Raw data:
══════════

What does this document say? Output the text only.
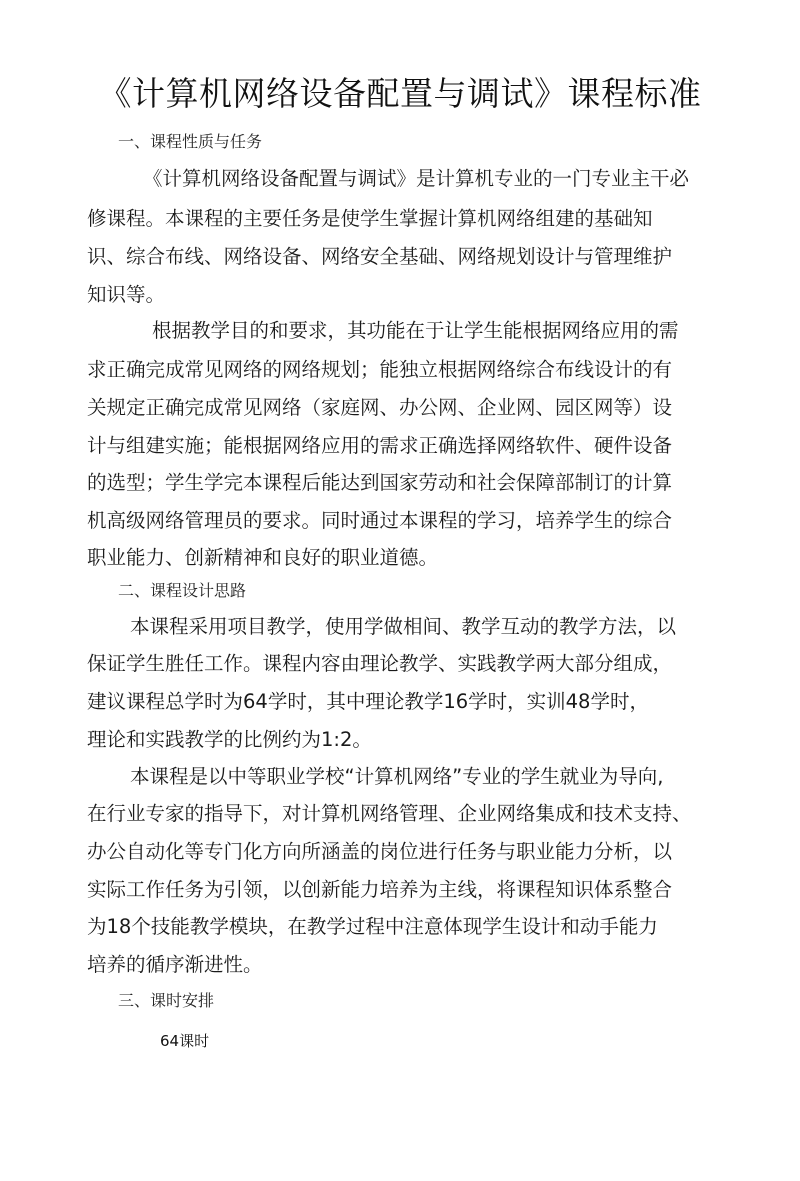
《计算机网络设备配置与调试》课程标准
一、课程性质与任务
《计算机网络设备配置与调试》是计算机专业的一门专业主干必
修课程。本课程的主要任务是使学生掌握计算机网络组建的基础知
识、综合布线、网络设备、网络安全基础、网络规划设计与管理维护
知识等。
根据教学目的和要求，其功能在于让学生能根据网络应用的需
求正确完成常见网络的网络规划；能独立根据网络综合布线设计的有
关规定正确完成常见网络（家庭网、办公网、企业网、园区网等）设
计与组建实施；能根据网络应用的需求正确选择网络软件、硬件设备
的选型；学生学完本课程后能达到国家劳动和社会保障部制订的计算
机高级网络管理员的要求。同时通过本课程的学习，培养学生的综合
职业能力、创新精神和良好的职业道德。
二、课程设计思路
本课程采用项目教学，使用学做相间、教学互动的教学方法，以
保证学生胜任工作。课程内容由理论教学、实践教学两大部分组成，
建议课程总学时为64学时，其中理论教学16学时，实训48学时，
理论和实践教学的比例约为1:2。
本课程是以中等职业学校“计算机网络”专业的学生就业为导向,
在行业专家的指导下，对计算机网络管理、企业网络集成和技术支持、
办公自动化等专门化方向所涵盖的岗位进行任务与职业能力分析，以
实际工作任务为引领，以创新能力培养为主线，将课程知识体系整合
为18个技能教学模块，在教学过程中注意体现学生设计和动手能力
培养的循序渐进性。
三、课时安排
64课时
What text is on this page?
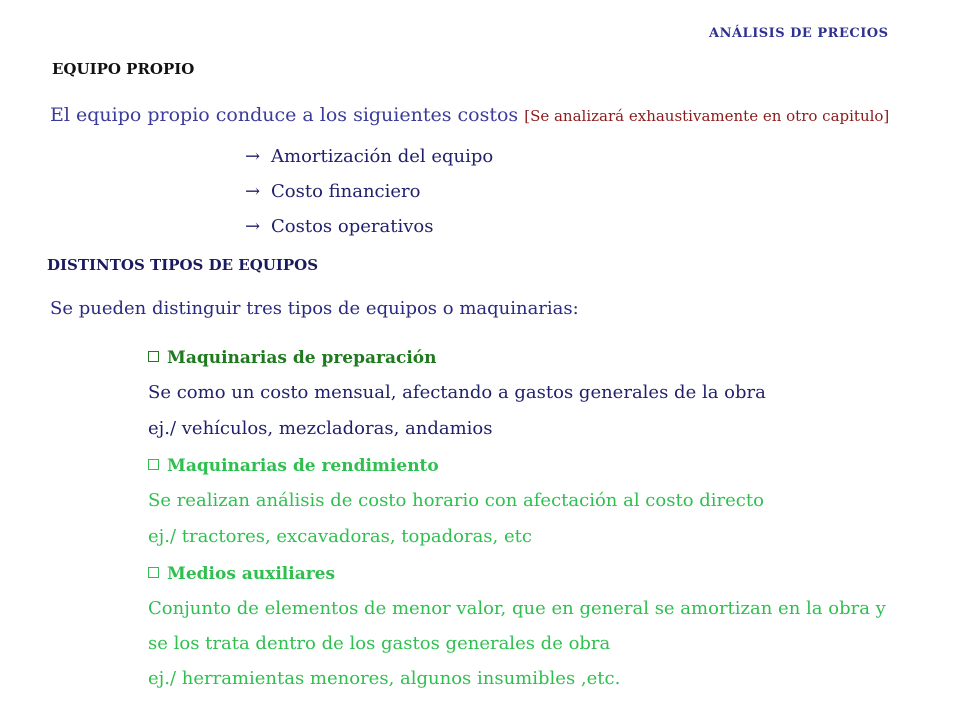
ANÁLISIS DE PRECIOS
EQUIPO PROPIO
El equipo propio conduce a los siguientes costos [Se analizará exhaustivamente en otro capitulo]
→ Amortización del equipo
→ Costo financiero
→ Costos operativos
DISTINTOS TIPOS DE EQUIPOS
Se pueden distinguir tres tipos de equipos o maquinarias:
Maquinarias de preparación
Se como un costo mensual, afectando a gastos generales de la obra
ej./ vehículos, mezcladoras, andamios
Maquinarias de rendimiento
Se realizan análisis de costo horario con afectación al costo directo
ej./ tractores, excavadoras, topadoras, etc
Medios auxiliares
Conjunto de elementos de menor valor, que en general se amortizan en la obra y
se los trata dentro de los gastos generales de obra
ej./ herramientas menores, algunos insumibles ,etc.
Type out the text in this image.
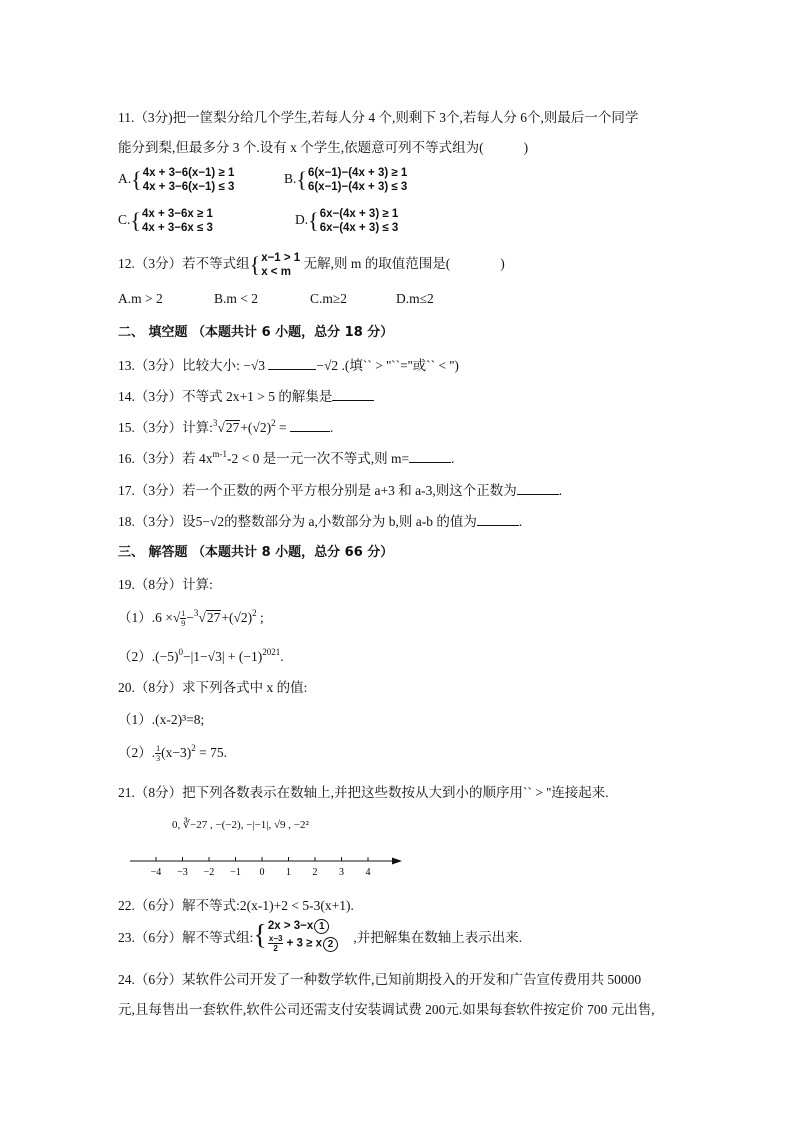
11.（3分)把一筐梨分给几个学生,若每人分 4 个,则剩下 3个,若每人分 6个,则最后一个同学
能分到梨,但最多分 3 个.设有 x 个学生,依题意可列不等式组为(	)
A.{ 4x + 3−6(x−1) ≥ 1
4x + 3−6(x−1) ≤ 3
B.{ 6(x−1)−(4x + 3) ≥ 1
6(x−1)−(4x + 3) ≤ 3
C.{ 4x + 3−6x ≥ 1
4x + 3−6x ≤ 3
D.{ 6x−(4x + 3) ≥ 1
6x−(4x + 3) ≤ 3
12.（3分）若不等式组{ x−1 > 1
x < m
无解,则 m 的取值范围是(	)
A.m > 2	B.m < 2	C.m≥2	D.m≤2
二、 填空题 （本题共计 6 小题，总分 18 分）
13.（3分）比较大小: −√3	−√2 .(填`` > ''``=''或`` < '')
14.（3分）不等式 2x+1 > 5 的解集是
15.（3分）计算$:^3√27+(√2)^2$ =	.
16.（3分）若 $4x^{m-1}-2 < 0$ 是一元一次不等式,则 m=	.
17.（3分）若一个正数的两个平方根分别是 a+3 和 a-3,则这个正数为	.
18.（3分）设5−√2的整数部分为 a,小数部分为 b,则 a-b 的值为	.
三、 解答题 （本题共计 8 小题，总分 66 分）
19.（8分）计算:
（1）.6 ×√ $\frac{1}{9} -^3√27+(√2)^2$ ;
$(2).(-5)^0-|1-√3| + (-1)^{2021}$.
20.（8分）求下列各式中 x 的值:
（1）.(x-2)³=8;
（2）. $\frac{1}{3} (x-3)^2 = 75$.
21.（8分）把下列各数表示在数轴上,并把这些数按从大到小的顺序用`` > ''连接起来.
0, ∛−27 , −(−2), −|−1|, √9 , −2²
−4 −3 −2 −1 0 1 2 3 4
22.（6分）解不等式:2(x-1)+2 < 5-3(x+1).
23.（6分）解不等式组:{ 2x > 3−x 1
$\frac{x-3}{2} + 3 \ge x$ 2	,并把解集在数轴上表示出来.
24.（6分）某软件公司开发了一种数学软件,已知前期投入的开发和广告宣传费用共 50000
元,且每售出一套软件,软件公司还需支付安装调试费 200元.如果每套软件按定价 700 元出售,
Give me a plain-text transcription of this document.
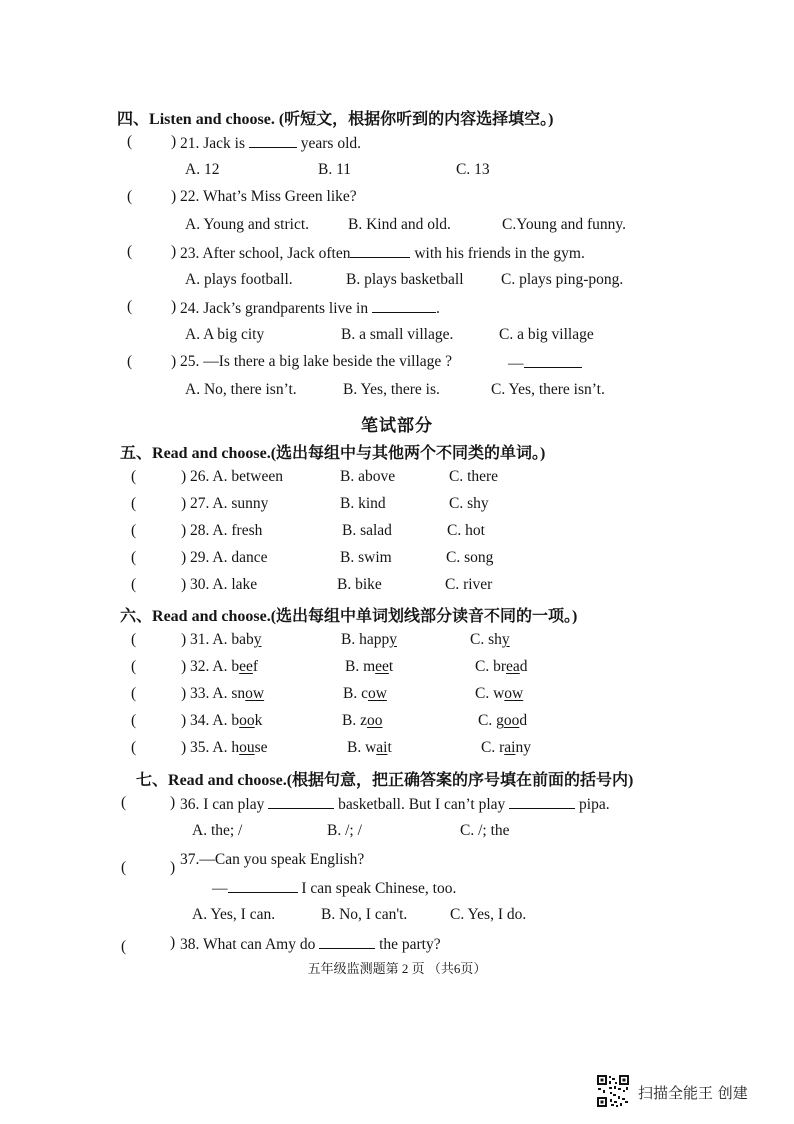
四、Listen and choose. (听短文，根据你听到的内容选择填空。)
(	) 21. Jack is	years old.
A. 12	B. 11	C. 13
(	) 22. What’s Miss Green like?
A. Young and strict.	B. Kind and old.	C.Young and funny.
(	) 23. After school, Jack often	with his friends in the gym.
A. plays football.	B. plays basketball C. plays ping-pong.
(	) 24. Jack’s grandparents live in	.
A. A big city	B. a small village.	C. a big village
(	) 25. —Is there a big lake beside the village ?	—
A. No, there isn’t.	B. Yes, there is.	C. Yes, there isn’t.
笔试部分
五、Read and choose.(选出每组中与其他两个不同类的单词。)
(	) 26. A. between	B. above	C. there
(	) 27. A. sunny	B. kind	C. shy
(	) 28. A. fresh	B. salad	C. hot
(	) 29. A. dance	B. swim	C. song
(	) 30. A. lake	B. bike	C. river
六、Read and choose.(选出每组中单词划线部分读音不同的一项。)
(	) 31. A. baby	B. happy	C. shy
(	) 32. A. beef	B. meet	C. bread
(	) 33. A. snow	B. cow	C. wow
(	) 34. A. book	B. zoo	C. good
(	) 35. A. house	B. wait	C. rainy
七、Read and choose.(根据句意，把正确答案的序号填在前面的括号内)
(	) 36. I can play	basketball. But I can’t play	pipa.
A. the; /	B. /; /	C. /; the
(	) 37.—Can you speak English?
—	I can speak Chinese, too.
A. Yes, I can.	B. No, I can't.	C. Yes, I do.
(	) 38. What can Amy do	the party?
五年级监测题第 2 页 （共6页）
扫描全能王 创建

══════════

Task requirements:
Where a line in the entries holds the word "计算机网络设备配置与调试", copy that line.

Task output:
《计算机网络设备配置与调试》课程标准
《计算机网络设备配置与调试》是计算机专业的一门专业主干必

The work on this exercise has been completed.